### What is being asked:
Work out the number of lines containing "port". Answer with nothing but that number.

### Record extracts:

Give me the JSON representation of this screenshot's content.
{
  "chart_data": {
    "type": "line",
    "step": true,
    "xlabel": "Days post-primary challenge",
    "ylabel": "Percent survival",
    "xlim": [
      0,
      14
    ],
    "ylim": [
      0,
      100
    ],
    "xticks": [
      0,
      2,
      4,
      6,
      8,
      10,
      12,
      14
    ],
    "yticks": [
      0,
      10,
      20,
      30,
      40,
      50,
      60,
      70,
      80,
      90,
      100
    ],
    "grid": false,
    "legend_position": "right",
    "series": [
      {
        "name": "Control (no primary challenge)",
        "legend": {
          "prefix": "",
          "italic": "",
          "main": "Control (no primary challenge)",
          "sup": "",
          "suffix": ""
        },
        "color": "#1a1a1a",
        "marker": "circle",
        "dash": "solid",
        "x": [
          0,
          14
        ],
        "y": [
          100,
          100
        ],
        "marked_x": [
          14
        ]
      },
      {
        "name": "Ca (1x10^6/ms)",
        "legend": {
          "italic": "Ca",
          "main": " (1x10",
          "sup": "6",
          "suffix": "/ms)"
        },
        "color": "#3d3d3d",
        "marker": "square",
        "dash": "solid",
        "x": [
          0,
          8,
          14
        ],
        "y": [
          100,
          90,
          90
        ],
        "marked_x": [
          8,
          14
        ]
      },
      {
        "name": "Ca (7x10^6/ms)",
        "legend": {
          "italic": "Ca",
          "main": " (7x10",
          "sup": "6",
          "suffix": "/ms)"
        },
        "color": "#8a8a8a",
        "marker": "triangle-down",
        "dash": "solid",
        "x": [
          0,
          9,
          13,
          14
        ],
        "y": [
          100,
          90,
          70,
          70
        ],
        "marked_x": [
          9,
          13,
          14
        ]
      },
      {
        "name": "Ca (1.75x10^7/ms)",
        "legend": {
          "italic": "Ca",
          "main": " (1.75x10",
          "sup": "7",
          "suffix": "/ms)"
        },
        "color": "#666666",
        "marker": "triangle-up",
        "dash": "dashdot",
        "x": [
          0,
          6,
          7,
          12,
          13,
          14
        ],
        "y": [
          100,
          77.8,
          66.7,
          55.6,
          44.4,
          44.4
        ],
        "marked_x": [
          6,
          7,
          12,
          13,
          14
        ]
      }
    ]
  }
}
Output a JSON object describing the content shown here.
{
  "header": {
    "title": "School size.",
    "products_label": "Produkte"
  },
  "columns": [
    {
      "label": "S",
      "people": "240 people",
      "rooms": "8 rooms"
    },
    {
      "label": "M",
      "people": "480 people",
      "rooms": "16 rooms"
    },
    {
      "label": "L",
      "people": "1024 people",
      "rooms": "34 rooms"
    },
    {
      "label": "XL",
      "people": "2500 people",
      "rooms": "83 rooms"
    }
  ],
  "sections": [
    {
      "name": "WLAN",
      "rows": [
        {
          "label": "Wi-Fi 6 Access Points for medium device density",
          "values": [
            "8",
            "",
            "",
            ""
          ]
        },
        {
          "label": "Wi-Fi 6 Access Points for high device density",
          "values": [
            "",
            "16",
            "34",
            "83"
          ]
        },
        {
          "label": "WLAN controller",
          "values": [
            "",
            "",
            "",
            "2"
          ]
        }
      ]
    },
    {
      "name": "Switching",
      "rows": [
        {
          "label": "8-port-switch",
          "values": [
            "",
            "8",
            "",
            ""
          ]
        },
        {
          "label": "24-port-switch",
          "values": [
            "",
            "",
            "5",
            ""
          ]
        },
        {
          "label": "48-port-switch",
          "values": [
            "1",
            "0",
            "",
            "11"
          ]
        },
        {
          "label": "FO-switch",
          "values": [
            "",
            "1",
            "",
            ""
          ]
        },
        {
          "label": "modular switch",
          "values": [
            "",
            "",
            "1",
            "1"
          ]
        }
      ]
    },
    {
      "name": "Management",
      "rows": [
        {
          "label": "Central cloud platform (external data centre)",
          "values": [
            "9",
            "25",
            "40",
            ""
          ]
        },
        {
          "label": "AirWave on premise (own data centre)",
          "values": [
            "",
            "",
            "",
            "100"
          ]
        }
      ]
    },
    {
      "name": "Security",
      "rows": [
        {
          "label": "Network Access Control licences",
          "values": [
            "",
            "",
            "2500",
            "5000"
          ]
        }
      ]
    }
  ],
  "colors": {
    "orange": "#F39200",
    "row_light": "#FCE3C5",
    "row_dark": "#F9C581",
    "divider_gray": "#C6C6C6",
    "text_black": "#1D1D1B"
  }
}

### Solved problem:
3